WHAT IS ASKED:
Copy the stretch from the start of the material through the line that contains "pie-chart: 47% 33.8%", including both ends, reproducing each line unchanged.

DATA TO PROCESS:
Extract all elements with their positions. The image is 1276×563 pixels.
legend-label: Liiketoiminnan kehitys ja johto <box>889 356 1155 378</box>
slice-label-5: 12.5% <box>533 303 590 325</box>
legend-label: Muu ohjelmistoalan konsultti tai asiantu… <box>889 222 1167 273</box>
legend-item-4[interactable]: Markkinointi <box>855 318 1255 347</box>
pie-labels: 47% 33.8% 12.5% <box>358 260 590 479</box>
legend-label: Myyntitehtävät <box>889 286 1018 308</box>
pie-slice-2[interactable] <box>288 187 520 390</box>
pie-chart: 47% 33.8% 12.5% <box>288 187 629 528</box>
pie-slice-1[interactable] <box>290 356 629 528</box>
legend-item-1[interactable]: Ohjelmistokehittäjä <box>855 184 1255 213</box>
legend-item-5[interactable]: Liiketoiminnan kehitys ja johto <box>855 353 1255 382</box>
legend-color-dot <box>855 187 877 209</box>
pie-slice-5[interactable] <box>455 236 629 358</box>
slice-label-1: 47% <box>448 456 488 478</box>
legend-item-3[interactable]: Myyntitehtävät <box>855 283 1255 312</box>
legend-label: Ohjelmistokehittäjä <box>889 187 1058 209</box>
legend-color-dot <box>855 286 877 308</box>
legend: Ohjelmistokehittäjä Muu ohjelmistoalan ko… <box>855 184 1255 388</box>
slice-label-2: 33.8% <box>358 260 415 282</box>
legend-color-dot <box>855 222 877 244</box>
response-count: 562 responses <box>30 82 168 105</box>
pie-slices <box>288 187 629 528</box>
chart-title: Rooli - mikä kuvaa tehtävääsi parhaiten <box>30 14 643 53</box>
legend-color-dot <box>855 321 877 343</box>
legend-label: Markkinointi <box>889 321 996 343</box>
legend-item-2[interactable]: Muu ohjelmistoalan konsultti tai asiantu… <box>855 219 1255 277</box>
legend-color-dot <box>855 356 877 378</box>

THE ANSWER:
Extract all elements with their positions. The image is 1276×563 pixels.
legend-label: Liiketoiminnan kehitys ja johto <box>889 356 1155 378</box>
slice-label-5: 12.5% <box>533 303 590 325</box>
legend-label: Muu ohjelmistoalan konsultti tai asiantu… <box>889 222 1167 273</box>
legend-item-4[interactable]: Markkinointi <box>855 318 1255 347</box>
pie-labels: 47% 33.8% 12.5% <box>358 260 590 479</box>
legend-label: Myyntitehtävät <box>889 286 1018 308</box>
pie-slice-2[interactable] <box>288 187 520 390</box>
pie-chart: 47% 33.8% 12.5% <box>288 187 629 528</box>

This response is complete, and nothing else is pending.